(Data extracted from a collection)
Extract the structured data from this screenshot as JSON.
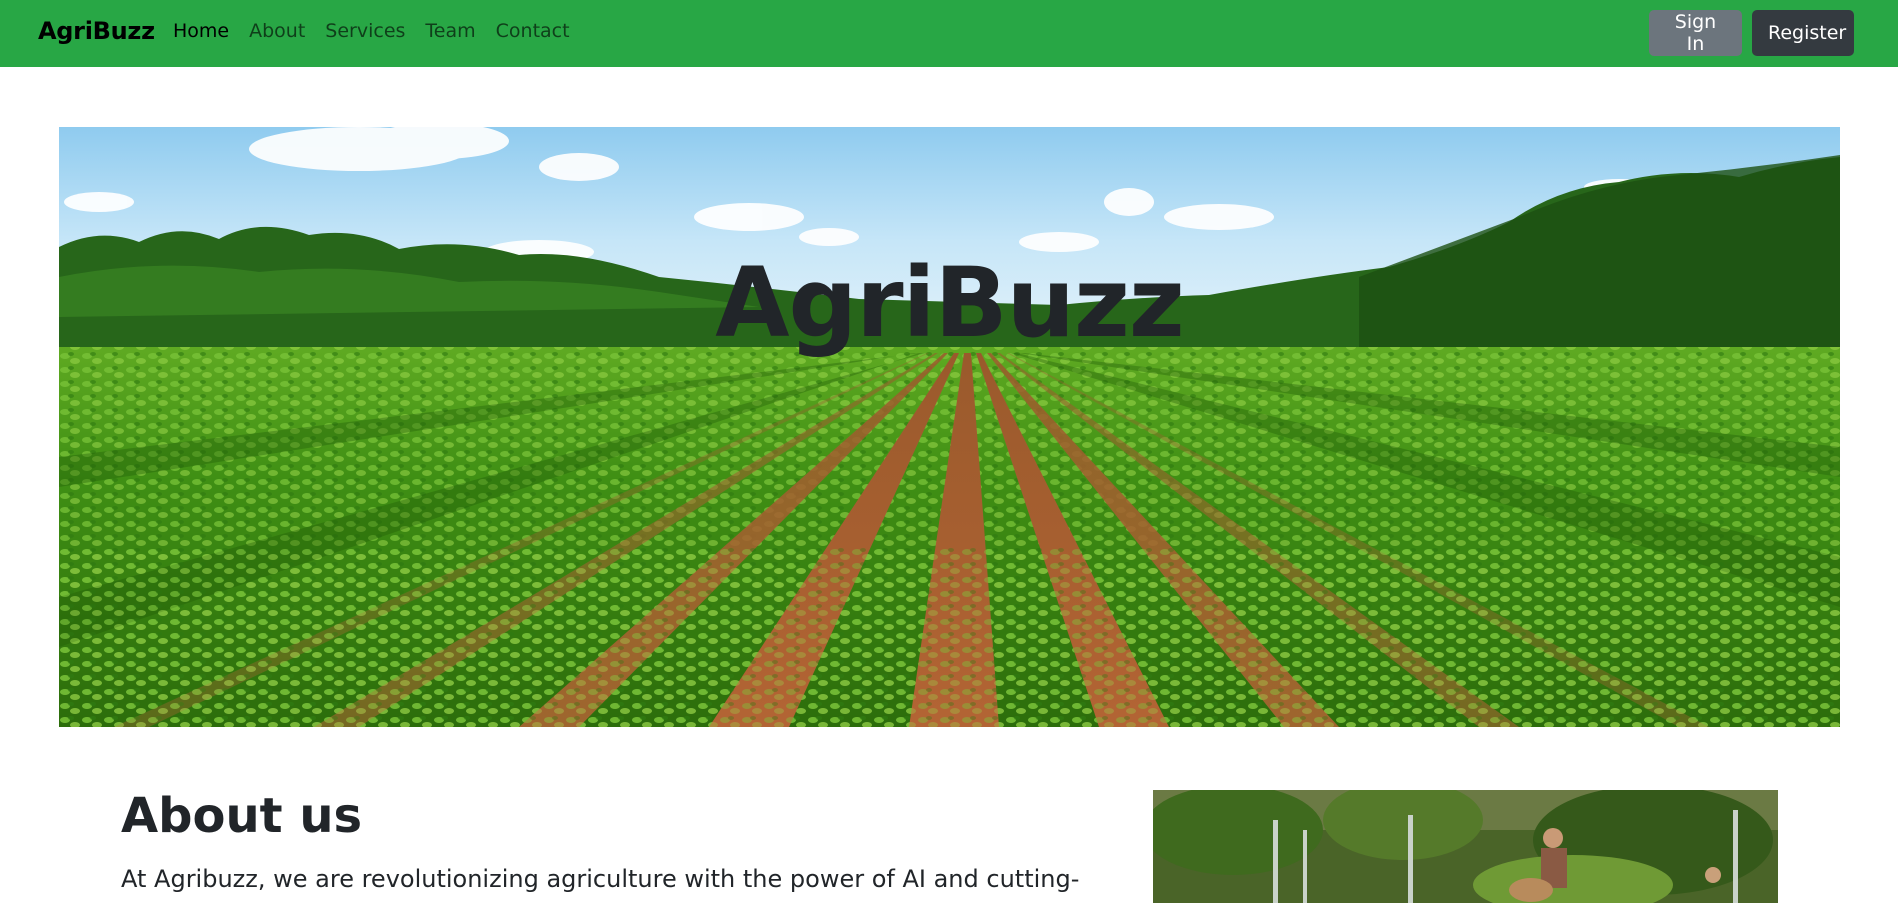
{
  "navbar": {
    "brand": "AgriBuzz",
    "links": [
      {
        "label": "Home",
        "active": true
      },
      {
        "label": "About",
        "active": false
      },
      {
        "label": "Services",
        "active": false
      },
      {
        "label": "Team",
        "active": false
      },
      {
        "label": "Contact",
        "active": false
      }
    ],
    "signin_label": "Sign In",
    "register_label": "Register",
    "background_color": "#28a745"
  },
  "hero": {
    "title": "AgriBuzz",
    "image": "farm-field-crop-rows-image"
  },
  "about": {
    "heading": "About us",
    "text": "At Agribuzz, we are revolutionizing agriculture with the power of AI and cutting-",
    "image": "community-garden-image"
  },
  "colors": {
    "signin_button": "#6c757d",
    "register_button": "#343a40",
    "text": "#212529"
  }
}
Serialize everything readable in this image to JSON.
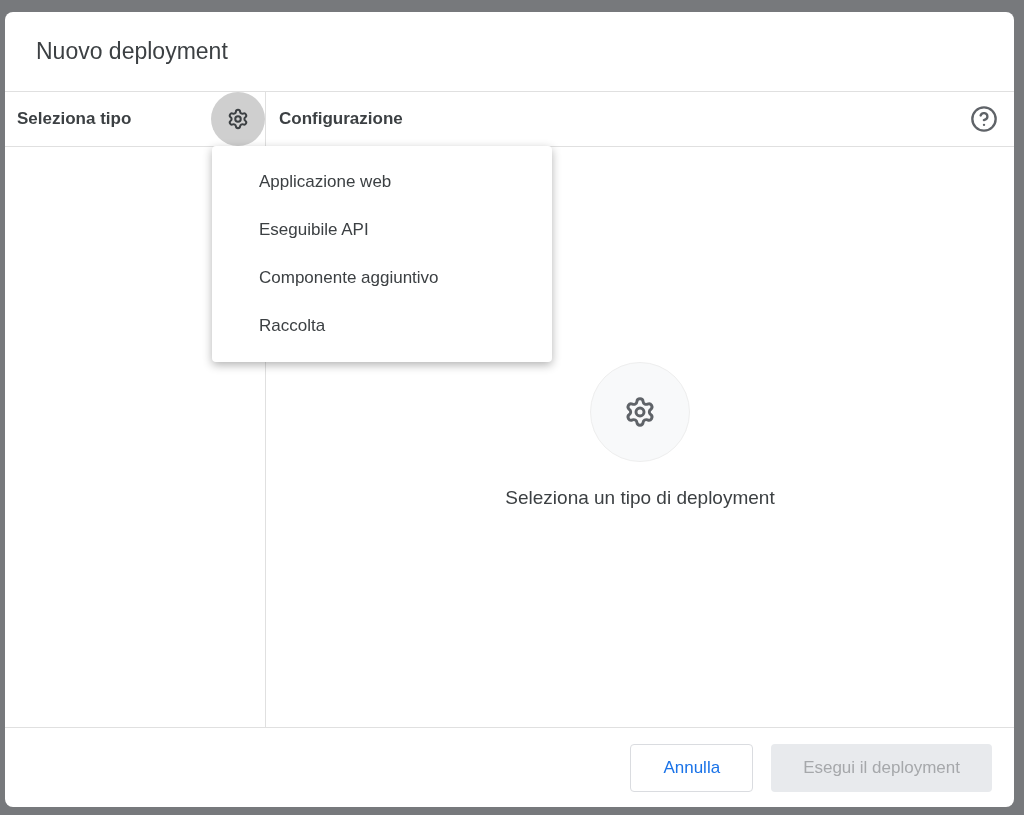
{
  "dialog": {
    "title": "Nuovo deployment"
  },
  "left_panel": {
    "heading": "Seleziona tipo",
    "type_menu_open": true
  },
  "right_panel": {
    "heading": "Configurazione",
    "empty_message": "Seleziona un tipo di deployment"
  },
  "type_menu": {
    "items": [
      {
        "label": "Applicazione web"
      },
      {
        "label": "Eseguibile API"
      },
      {
        "label": "Componente aggiuntivo"
      },
      {
        "label": "Raccolta"
      }
    ]
  },
  "buttons": [
    {
      "label": "Annulla",
      "kind": "secondary",
      "disabled": false
    },
    {
      "label": "Esegui il deployment",
      "kind": "primary",
      "disabled": true
    }
  ]
}
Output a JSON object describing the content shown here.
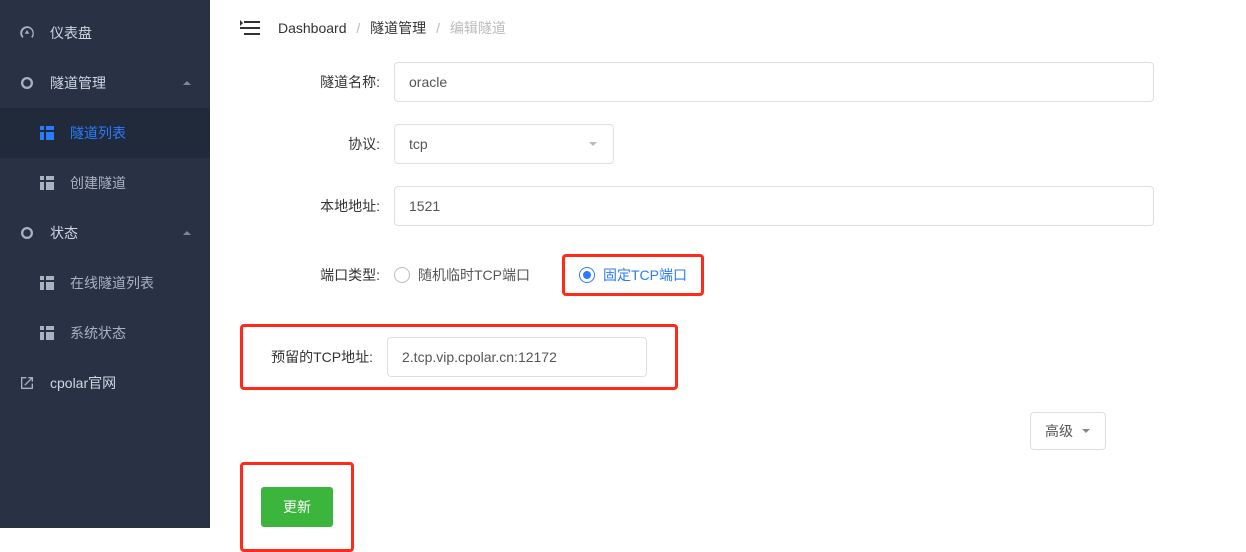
{
  "sidebar": {
    "dashboard": {
      "label": "仪表盘"
    },
    "tunnel": {
      "label": "隧道管理",
      "expanded": true,
      "sub": {
        "list": "隧道列表",
        "create": "创建隧道"
      }
    },
    "status": {
      "label": "状态",
      "expanded": true,
      "sub": {
        "online": "在线隧道列表",
        "sys": "系统状态"
      }
    },
    "site": {
      "label": "cpolar官网"
    }
  },
  "breadcrumb": {
    "root": "Dashboard",
    "section": "隧道管理",
    "current": "编辑隧道"
  },
  "form": {
    "name": {
      "label": "隧道名称:",
      "value": "oracle"
    },
    "protocol": {
      "label": "协议:",
      "value": "tcp"
    },
    "localaddr": {
      "label": "本地地址:",
      "value": "1521"
    },
    "porttype": {
      "label": "端口类型:",
      "opts": {
        "random": "随机临时TCP端口",
        "fixed": "固定TCP端口"
      },
      "selected": "fixed"
    },
    "reserved": {
      "label": "预留的TCP地址:",
      "value": "2.tcp.vip.cpolar.cn:12172"
    },
    "advanced": {
      "label": "高级"
    },
    "submit": {
      "label": "更新"
    }
  }
}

_What the task requires_: Respond with the number of lines containing "tipo" and no additional words.

_Response to this task_: 2